** BEGIN PROVIDED MATERIAL **
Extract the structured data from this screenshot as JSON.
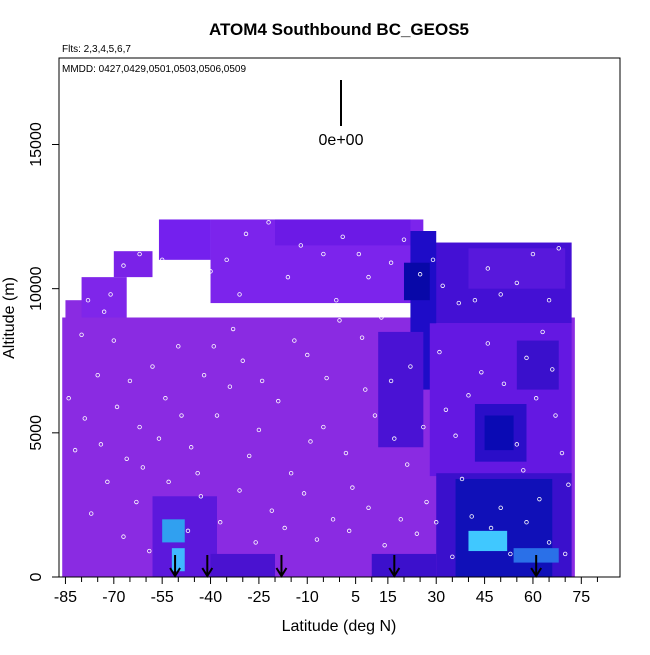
{
  "chart_data": {
    "type": "heatmap",
    "title": "ATOM4 Southbound BC_GEOS5",
    "flights_label": "Flts: 2,3,4,5,6,7",
    "dates_label": "MMDD: 0427,0429,0501,0503,0506,0509",
    "xlabel": "Latitude (deg N)",
    "ylabel": "Altitude (m)",
    "xlim": [
      -87,
      87
    ],
    "ylim": [
      0,
      18000
    ],
    "x_ticks": [
      -85,
      -70,
      -55,
      -40,
      -25,
      -10,
      5,
      15,
      30,
      45,
      60,
      75
    ],
    "x_tick_labels": [
      "-85",
      "-70",
      "-55",
      "-40",
      "-25",
      "-10",
      "5",
      "15",
      "30",
      "45",
      "60",
      "75"
    ],
    "x_minor_ticks": [
      -80,
      -75,
      -65,
      -60,
      -50,
      -45,
      -35,
      -30,
      -20,
      -15,
      -5,
      0,
      10,
      20,
      25,
      35,
      40,
      50,
      55,
      65,
      70,
      80
    ],
    "y_ticks": [
      0,
      5000,
      10000,
      15000
    ],
    "y_tick_labels": [
      "0",
      "5000",
      "10000",
      "15000"
    ],
    "scale_bar_label": "0e+00",
    "colors": {
      "background_field": "#8a2be2",
      "field_purple": "#7a1cf0",
      "field_violet": "#6a16e0",
      "field_blue": "#3010d0",
      "field_dark_blue": "#0a0ab4",
      "field_cyan": "#40c8ff",
      "marker": "#ffffff",
      "arrow": "#000000"
    },
    "field_cells": [
      {
        "x0": -85,
        "x1": -77,
        "y0": 9600,
        "y1": 3500,
        "c": "#8a2be2"
      },
      {
        "x0": -86,
        "x1": 73,
        "y0": 0,
        "y1": 9000,
        "c": "#8a2be2"
      },
      {
        "x0": -80,
        "x1": -66,
        "y0": 9000,
        "y1": 10400,
        "c": "#7f26ea"
      },
      {
        "x0": -70,
        "x1": -58,
        "y0": 10400,
        "y1": 11300,
        "c": "#7a22e8"
      },
      {
        "x0": -56,
        "x1": -40,
        "y0": 11000,
        "y1": 12400,
        "c": "#7420ee"
      },
      {
        "x0": -40,
        "x1": 26,
        "y0": 9500,
        "y1": 12400,
        "c": "#7c24ec"
      },
      {
        "x0": -20,
        "x1": 22,
        "y0": 11500,
        "y1": 12400,
        "c": "#6c1ae6"
      },
      {
        "x0": 26,
        "x1": 72,
        "y0": 8800,
        "y1": 11600,
        "c": "#4410d4"
      },
      {
        "x0": 40,
        "x1": 70,
        "y0": 10000,
        "y1": 11400,
        "c": "#5818dc"
      },
      {
        "x0": 22,
        "x1": 30,
        "y0": 6500,
        "y1": 12000,
        "c": "#1e0cc8"
      },
      {
        "x0": 20,
        "x1": 28,
        "y0": 9600,
        "y1": 10900,
        "c": "#0808a8"
      },
      {
        "x0": 28,
        "x1": 72,
        "y0": 3500,
        "y1": 8800,
        "c": "#6418e2"
      },
      {
        "x0": 42,
        "x1": 58,
        "y0": 4000,
        "y1": 6000,
        "c": "#2a0ec8"
      },
      {
        "x0": 45,
        "x1": 54,
        "y0": 4400,
        "y1": 5600,
        "c": "#0a0ab4"
      },
      {
        "x0": 55,
        "x1": 68,
        "y0": 6500,
        "y1": 8200,
        "c": "#3a10cc"
      },
      {
        "x0": 12,
        "x1": 26,
        "y0": 4500,
        "y1": 8500,
        "c": "#4a12d4"
      },
      {
        "x0": 30,
        "x1": 72,
        "y0": 0,
        "y1": 3600,
        "c": "#3a10cc"
      },
      {
        "x0": 36,
        "x1": 66,
        "y0": 0,
        "y1": 3400,
        "c": "#1010b8"
      },
      {
        "x0": 40,
        "x1": 52,
        "y0": 900,
        "y1": 1600,
        "c": "#40c8ff"
      },
      {
        "x0": 54,
        "x1": 68,
        "y0": 500,
        "y1": 1000,
        "c": "#2a70e8"
      },
      {
        "x0": -58,
        "x1": -38,
        "y0": 0,
        "y1": 2800,
        "c": "#5c18dc"
      },
      {
        "x0": -55,
        "x1": -48,
        "y0": 1200,
        "y1": 2000,
        "c": "#30a0f0"
      },
      {
        "x0": -52,
        "x1": -48,
        "y0": 200,
        "y1": 1000,
        "c": "#40b8ff"
      },
      {
        "x0": -40,
        "x1": -20,
        "y0": 0,
        "y1": 800,
        "c": "#4a12d0"
      },
      {
        "x0": 10,
        "x1": 30,
        "y0": 0,
        "y1": 800,
        "c": "#3c10cc"
      }
    ],
    "arrows_latitude": [
      -51,
      -41,
      -18,
      17,
      61
    ],
    "markers": [
      {
        "x": -78,
        "y": 9600
      },
      {
        "x": -73,
        "y": 9200
      },
      {
        "x": -67,
        "y": 10800
      },
      {
        "x": -62,
        "y": 11200
      },
      {
        "x": -58,
        "y": 10100
      },
      {
        "x": -52,
        "y": 9200
      },
      {
        "x": -46,
        "y": 10600
      },
      {
        "x": -40,
        "y": 10600
      },
      {
        "x": -35,
        "y": 11000
      },
      {
        "x": -29,
        "y": 11900
      },
      {
        "x": -22,
        "y": 12300
      },
      {
        "x": -12,
        "y": 11500
      },
      {
        "x": -5,
        "y": 11200
      },
      {
        "x": 1,
        "y": 11800
      },
      {
        "x": 6,
        "y": 11200
      },
      {
        "x": 20,
        "y": 11700
      },
      {
        "x": 25,
        "y": 10500
      },
      {
        "x": 32,
        "y": 10100
      },
      {
        "x": 37,
        "y": 9500
      },
      {
        "x": 42,
        "y": 9600
      },
      {
        "x": 50,
        "y": 9800
      },
      {
        "x": 55,
        "y": 10200
      },
      {
        "x": 60,
        "y": 11200
      },
      {
        "x": 68,
        "y": 11400
      },
      {
        "x": 63,
        "y": 8500
      },
      {
        "x": 58,
        "y": 7600
      },
      {
        "x": -80,
        "y": 8400
      },
      {
        "x": -75,
        "y": 7000
      },
      {
        "x": -70,
        "y": 8200
      },
      {
        "x": -65,
        "y": 6800
      },
      {
        "x": -62,
        "y": 5200
      },
      {
        "x": -58,
        "y": 7300
      },
      {
        "x": -54,
        "y": 6200
      },
      {
        "x": -50,
        "y": 8000
      },
      {
        "x": -46,
        "y": 4500
      },
      {
        "x": -42,
        "y": 7000
      },
      {
        "x": -38,
        "y": 5600
      },
      {
        "x": -33,
        "y": 8600
      },
      {
        "x": -28,
        "y": 4200
      },
      {
        "x": -24,
        "y": 6800
      },
      {
        "x": -20,
        "y": 9100
      },
      {
        "x": -15,
        "y": 3600
      },
      {
        "x": -10,
        "y": 7700
      },
      {
        "x": -5,
        "y": 5200
      },
      {
        "x": 0,
        "y": 8900
      },
      {
        "x": 4,
        "y": 3100
      },
      {
        "x": 8,
        "y": 6500
      },
      {
        "x": 13,
        "y": 9000
      },
      {
        "x": 17,
        "y": 4800
      },
      {
        "x": 22,
        "y": 7300
      },
      {
        "x": 27,
        "y": 2600
      },
      {
        "x": 33,
        "y": 5800
      },
      {
        "x": 38,
        "y": 3400
      },
      {
        "x": 44,
        "y": 7100
      },
      {
        "x": 50,
        "y": 2400
      },
      {
        "x": 55,
        "y": 4600
      },
      {
        "x": 62,
        "y": 2700
      },
      {
        "x": 67,
        "y": 5600
      },
      {
        "x": 71,
        "y": 3200
      },
      {
        "x": -82,
        "y": 4400
      },
      {
        "x": -77,
        "y": 2200
      },
      {
        "x": -72,
        "y": 3300
      },
      {
        "x": -67,
        "y": 1400
      },
      {
        "x": -63,
        "y": 2600
      },
      {
        "x": -59,
        "y": 900
      },
      {
        "x": -53,
        "y": 3300
      },
      {
        "x": -47,
        "y": 1600
      },
      {
        "x": -43,
        "y": 2800
      },
      {
        "x": -37,
        "y": 1900
      },
      {
        "x": -31,
        "y": 3000
      },
      {
        "x": -26,
        "y": 1200
      },
      {
        "x": -21,
        "y": 2300
      },
      {
        "x": -17,
        "y": 1700
      },
      {
        "x": -11,
        "y": 2900
      },
      {
        "x": -7,
        "y": 1300
      },
      {
        "x": -2,
        "y": 2000
      },
      {
        "x": 3,
        "y": 1600
      },
      {
        "x": 9,
        "y": 2400
      },
      {
        "x": 14,
        "y": 1100
      },
      {
        "x": 19,
        "y": 2000
      },
      {
        "x": 24,
        "y": 1500
      },
      {
        "x": 30,
        "y": 1900
      },
      {
        "x": 35,
        "y": 700
      },
      {
        "x": 41,
        "y": 2100
      },
      {
        "x": 47,
        "y": 1700
      },
      {
        "x": 53,
        "y": 800
      },
      {
        "x": 58,
        "y": 1900
      },
      {
        "x": 65,
        "y": 1200
      },
      {
        "x": 70,
        "y": 800
      },
      {
        "x": -84,
        "y": 6200
      },
      {
        "x": -79,
        "y": 5500
      },
      {
        "x": -74,
        "y": 4600
      },
      {
        "x": -69,
        "y": 5900
      },
      {
        "x": -66,
        "y": 4100
      },
      {
        "x": -61,
        "y": 3800
      },
      {
        "x": -56,
        "y": 4800
      },
      {
        "x": -49,
        "y": 5600
      },
      {
        "x": -44,
        "y": 3600
      },
      {
        "x": -39,
        "y": 8000
      },
      {
        "x": -34,
        "y": 6600
      },
      {
        "x": -30,
        "y": 7500
      },
      {
        "x": -25,
        "y": 5100
      },
      {
        "x": -19,
        "y": 6100
      },
      {
        "x": -14,
        "y": 8200
      },
      {
        "x": -9,
        "y": 4700
      },
      {
        "x": -4,
        "y": 6900
      },
      {
        "x": 2,
        "y": 4300
      },
      {
        "x": 7,
        "y": 8300
      },
      {
        "x": 11,
        "y": 5600
      },
      {
        "x": 16,
        "y": 6800
      },
      {
        "x": 21,
        "y": 3900
      },
      {
        "x": 26,
        "y": 5200
      },
      {
        "x": 31,
        "y": 7800
      },
      {
        "x": 36,
        "y": 4900
      },
      {
        "x": 40,
        "y": 6300
      },
      {
        "x": 46,
        "y": 8100
      },
      {
        "x": 51,
        "y": 6700
      },
      {
        "x": 57,
        "y": 3700
      },
      {
        "x": 61,
        "y": 6200
      },
      {
        "x": 66,
        "y": 7200
      },
      {
        "x": 69,
        "y": 4300
      },
      {
        "x": -71,
        "y": 9800
      },
      {
        "x": -64,
        "y": 9600
      },
      {
        "x": -55,
        "y": 11000
      },
      {
        "x": -48,
        "y": 9400
      },
      {
        "x": -31,
        "y": 9800
      },
      {
        "x": -16,
        "y": 10400
      },
      {
        "x": -1,
        "y": 9600
      },
      {
        "x": 9,
        "y": 10400
      },
      {
        "x": 16,
        "y": 10900
      },
      {
        "x": 29,
        "y": 11000
      },
      {
        "x": 46,
        "y": 10700
      },
      {
        "x": 65,
        "y": 9600
      }
    ]
  }
}
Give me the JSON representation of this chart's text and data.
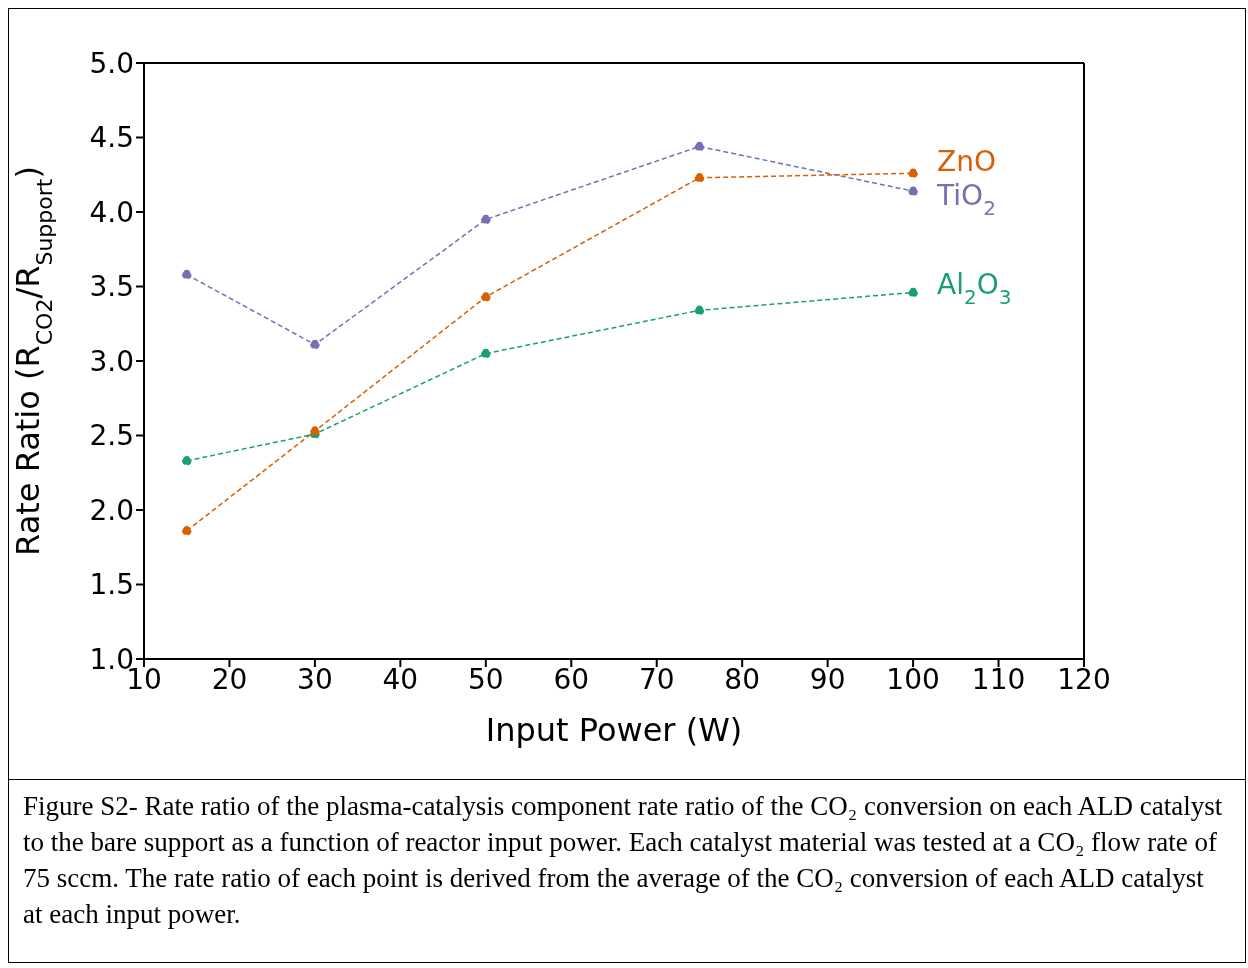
{
  "chart_data": {
    "type": "line",
    "xlabel": "Input Power (W)",
    "ylabel": "Rate Ratio (R$_{CO2}$/R$_{Support}$)",
    "x": [
      15,
      30,
      50,
      75,
      100
    ],
    "series": [
      {
        "name": "ZnO",
        "color": "#d95f02",
        "values": [
          1.86,
          2.53,
          3.43,
          4.23,
          4.26
        ]
      },
      {
        "name": "TiO$_{2}$",
        "color": "#7570b3",
        "values": [
          3.58,
          3.11,
          3.95,
          4.44,
          4.14
        ]
      },
      {
        "name": "Al$_{2}$O$_{3}$",
        "color": "#1b9e77",
        "values": [
          2.33,
          2.51,
          3.05,
          3.34,
          3.46
        ]
      }
    ],
    "xlim": [
      10,
      120
    ],
    "xticks": [
      10,
      20,
      30,
      40,
      50,
      60,
      70,
      80,
      90,
      100,
      110,
      120
    ],
    "ylim": [
      1.0,
      5.0
    ],
    "yticks": [
      {
        "value": 1,
        "label": "1.0"
      },
      {
        "value": 1.5,
        "label": "1.5"
      },
      {
        "value": 2,
        "label": "2.0"
      },
      {
        "value": 2.5,
        "label": "2.5"
      },
      {
        "value": 3,
        "label": "3.0"
      },
      {
        "value": 3.5,
        "label": "3.5"
      },
      {
        "value": 4,
        "label": "4.0"
      },
      {
        "value": 4.5,
        "label": "4.5"
      },
      {
        "value": 5,
        "label": "5.0"
      }
    ],
    "grid": false,
    "legend": false,
    "marker": "circle",
    "line_style": "dashed",
    "annotations": [
      "Figure S2- Rate ratio of the plasma-catalysis component rate ratio of the CO₂ conversion on each ALD catalyst to the bare support as a function of reactor input power. Each catalyst material was tested at a CO₂ flow rate of 75 sccm. The rate ratio of each point is derived from the average of the CO₂ conversion of each ALD catalyst at each input power."
    ]
  }
}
** END PROVIDED MATERIAL **
= TASK STATEMENT =
Gather each line in these records that contains the string "from".

= THE REPLY =
Extract the structured data from this screenshot as JSON.
      "Figure S2- Rate ratio of the plasma-catalysis component rate ratio of the CO₂ conversion on each ALD catalyst to the bare support as a function of reactor input power. Each catalyst material was tested at a CO₂ flow rate of 75 sccm. The rate ratio of each point is derived from the average of the CO₂ conversion of each ALD catalyst at each input power."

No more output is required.